━━━ Entries provided
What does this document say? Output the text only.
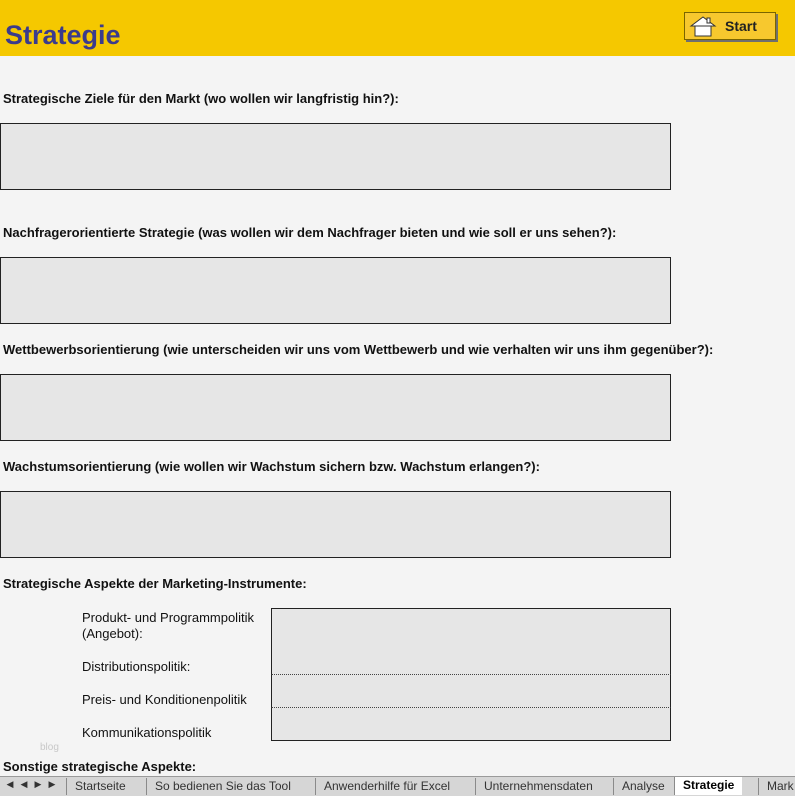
Strategie	Start
Strategische Ziele für den Markt (wo wollen wir langfristig hin?):
Nachfragerorientierte Strategie (was wollen wir dem Nachfrager bieten und wie soll er uns sehen?):
Wettbewerbsorientierung (wie unterscheiden wir uns vom Wettbewerb und wie verhalten wir uns ihm gegenüber?):
Wachstumsorientierung (wie wollen wir Wachstum sichern bzw. Wachstum erlangen?):
Strategische Aspekte der Marketing-Instrumente:
Produkt- und Programmpolitik (Angebot):
Distributionspolitik:
Preis- und Konditionenpolitik
Kommunikationspolitik
blog
Sonstige strategische Aspekte:
◀ ◀ ▶ ▶	Startseite	So bedienen Sie das Tool	Anwenderhilfe für Excel	Unternehmensdaten	Analyse	Strategie	Mark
━━━━━━
- **Required work**
Write the records out again in full, exactly, and skip every picture.

- **Exercise response**
What does this document say? Output the text only.
Strategie	Start
Strategische Ziele für den Markt (wo wollen wir langfristig hin?):
Nachfragerorientierte Strategie (was wollen wir dem Nachfrager bieten und wie soll er uns sehen?):
Wettbewerbsorientierung (wie unterscheiden wir uns vom Wettbewerb und wie verhalten wir uns ihm gegenüber?):
Wachstumsorientierung (wie wollen wir Wachstum sichern bzw. Wachstum erlangen?):
Strategische Aspekte der Marketing-Instrumente:
Produkt- und Programmpolitik (Angebot):
Distributionspolitik:
Preis- und Konditionenpolitik
Kommunikationspolitik
blog
Sonstige strategische Aspekte:
◀ ◀ ▶ ▶	Startseite	So bedienen Sie das Tool	Anwenderhilfe für Excel	Unternehmensdaten	Analyse	Strategie	Mark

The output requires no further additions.